#### EXERCISE AIM:
Report every line in the listing below where the string "avonni" shows up.

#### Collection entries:
────

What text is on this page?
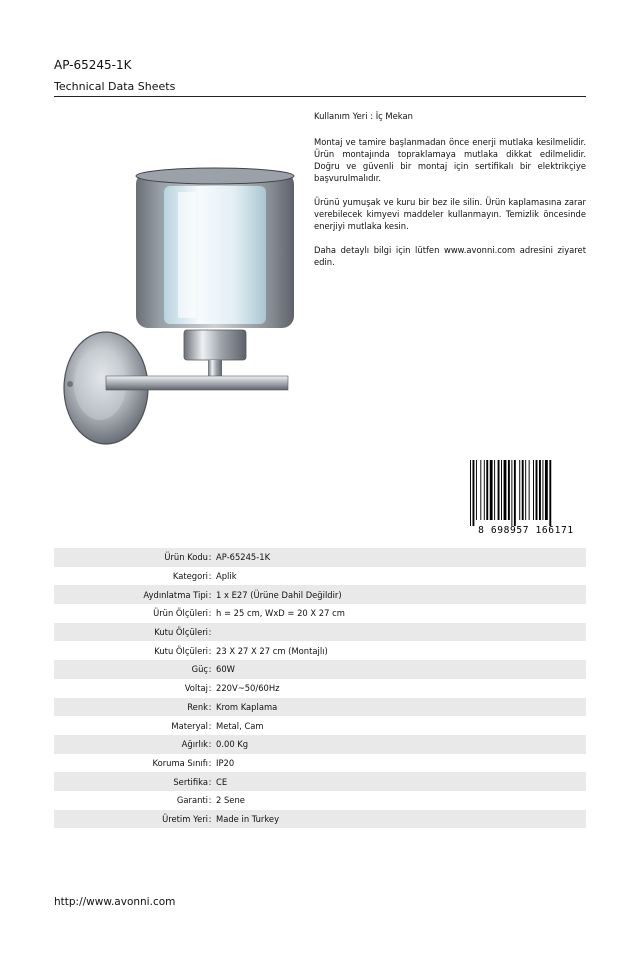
AP-65245-1K
Technical Data Sheets

Kullanım Yeri : İç Mekan

Montaj ve tamire başlanmadan önce enerji mutlaka kesilmelidir. Ürün montajında topraklamaya mutlaka dikkat edilmelidir. Doğru ve güvenli bir montaj için sertifikalı bir elektrikçiye başvurulmalıdır.

Ürünü yumuşak ve kuru bir bez ile silin. Ürün kaplamasına zarar verebilecek kimyevi maddeler kullanmayın. Temizlik öncesinde enerjiyi mutlaka kesin.

Daha detaylı bilgi için lütfen www.avonni.com adresini ziyaret edin.

8 698957 166171
Ürün Kodu : AP-65245-1K
Kategori : Aplik
Aydınlatma Tipi : 1 x E27 (Ürüne Dahil Değildir)
Ürün Ölçüleri : h = 25 cm, WxD = 20 X 27 cm
Kutu Ölçüleri :
Kutu Ölçüleri : 23 X 27 X 27 cm (Montajlı)
Güç : 60W
Voltaj : 220V~50/60Hz
Renk : Krom Kaplama
Materyal : Metal, Cam
Ağırlık : 0.00 Kg
Koruma Sınıfı : IP20
Sertifika : CE
Garanti : 2 Sene
Üretim Yeri : Made in Turkey
http://www.avonni.com
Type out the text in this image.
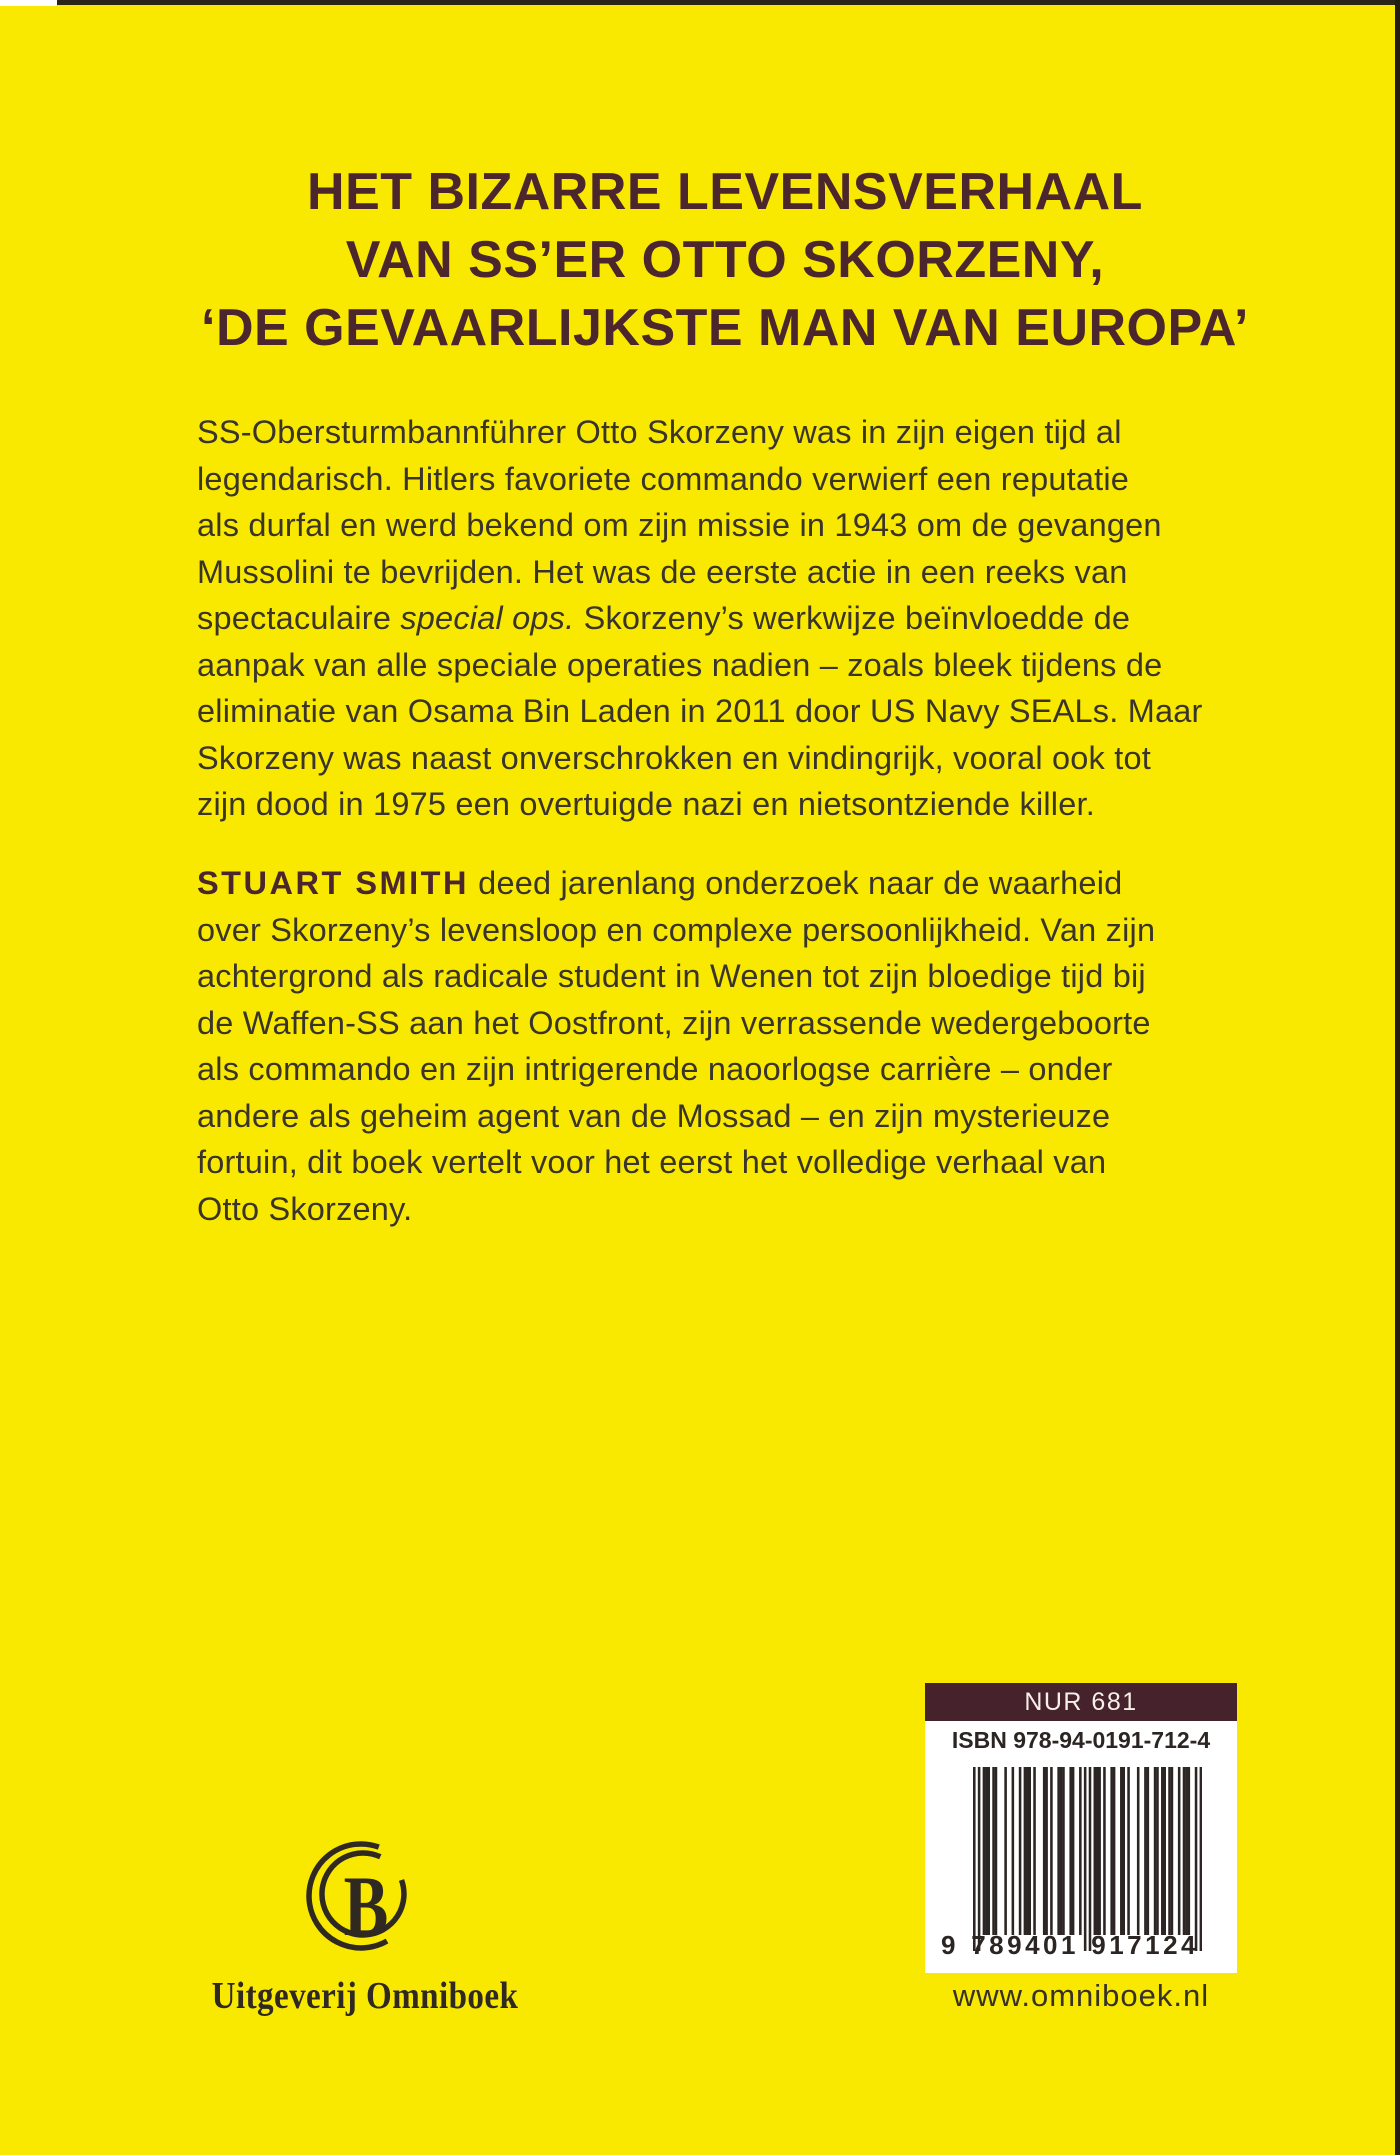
HET BIZARRE LEVENSVERHAAL
VAN SS’ER OTTO SKORZENY,
‘DE GEVAARLIJKSTE MAN VAN EUROPA’
SS-Obersturmbannführer Otto Skorzeny was in zijn eigen tijd al
legendarisch. Hitlers favoriete commando verwierf een reputatie
als durfal en werd bekend om zijn missie in 1943 om de gevangen
Mussolini te bevrijden. Het was de eerste actie in een reeks van
spectaculaire special ops. Skorzeny’s werkwijze beïnvloedde de
aanpak van alle speciale operaties nadien – zoals bleek tijdens de
eliminatie van Osama Bin Laden in 2011 door US Navy SEALs. Maar
Skorzeny was naast onverschrokken en vindingrijk, vooral ook tot
zijn dood in 1975 een overtuigde nazi en nietsontziende killer.
STUART SMITH deed jarenlang onderzoek naar de waarheid
over Skorzeny’s levensloop en complexe persoonlijkheid. Van zijn
achtergrond als radicale student in Wenen tot zijn bloedige tijd bij
de Waffen-SS aan het Oostfront, zijn verrassende wedergeboorte
als commando en zijn intrigerende naoorlogse carrière – onder
andere als geheim agent van de Mossad – en zijn mysterieuze
fortuin, dit boek vertelt voor het eerst het volledige verhaal van
Otto Skorzeny.
B
Uitgeverij Omniboek
NUR 681
ISBN 978-94-0191-712-4
9 789401 917124
www.omniboek.nl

────

#### OUTPUT FOR THIS TASK:
Daha detaylı bilgi için lütfen www.avonni.com adresini ziyaret edin.
http://www.avonni.com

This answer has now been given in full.